### Data extract
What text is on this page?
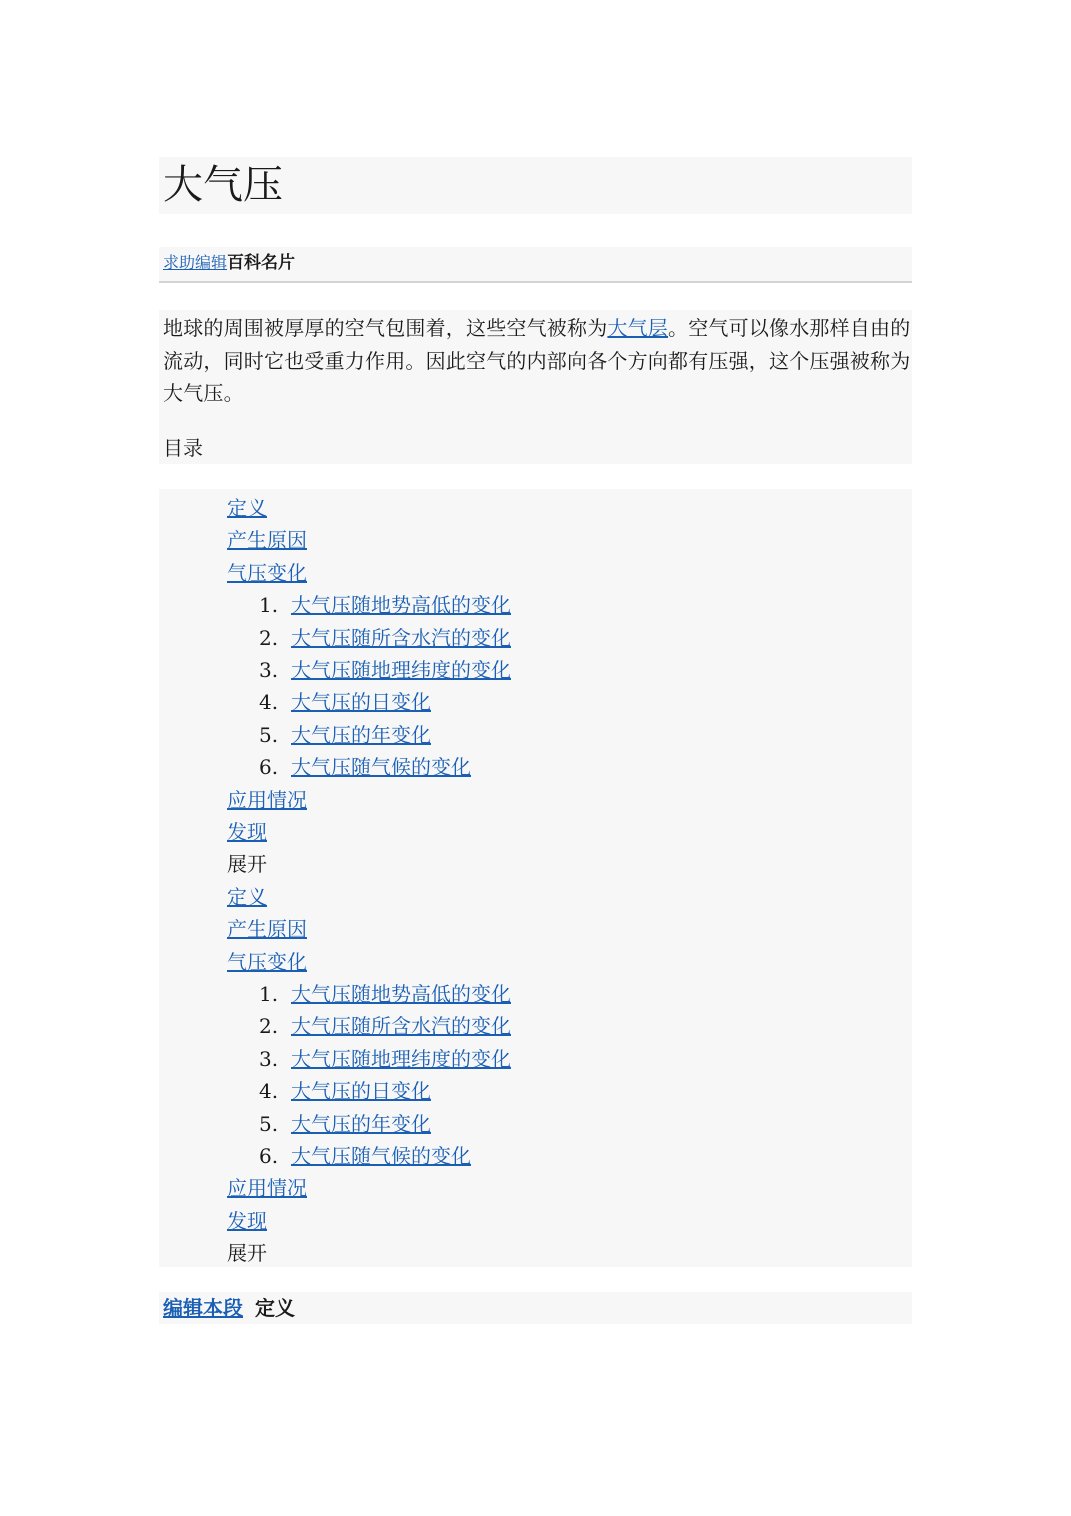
大气压
求助编辑 百科名片

地球的周围被厚厚的空气包围着，这些空气被称为大气层。空气可以像水那样自由的流动，同时它也受重力作用。因此空气的内部向各个方向都有压强，这个压强被称为大气压。

目录

定义
产生原因
气压变化
1. 大气压随地势高低的变化
2. 大气压随所含水汽的变化
3. 大气压随地理纬度的变化
4. 大气压的日变化
5. 大气压的年变化
6. 大气压随气候的变化
应用情况
发现
展开
定义
产生原因
气压变化
1. 大气压随地势高低的变化
2. 大气压随所含水汽的变化
3. 大气压随地理纬度的变化
4. 大气压的日变化
5. 大气压的年变化
6. 大气压随气候的变化
应用情况
发现
展开
编辑本段 定义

### What to do
Quote the entries above word for word. Leave the images out.

### Response for this exercise
What text is on this page?
大气压
求助编辑 百科名片

地球的周围被厚厚的空气包围着，这些空气被称为大气层。空气可以像水那样自由的流动，同时它也受重力作用。因此空气的内部向各个方向都有压强，这个压强被称为大气压。

目录

定义
产生原因
气压变化
1. 大气压随地势高低的变化
2. 大气压随所含水汽的变化
3. 大气压随地理纬度的变化
4. 大气压的日变化
5. 大气压的年变化
6. 大气压随气候的变化
应用情况
发现
展开
定义
产生原因
气压变化
1. 大气压随地势高低的变化
2. 大气压随所含水汽的变化
3. 大气压随地理纬度的变化
4. 大气压的日变化
5. 大气压的年变化
6. 大气压随气候的变化
应用情况
发现
展开
编辑本段 定义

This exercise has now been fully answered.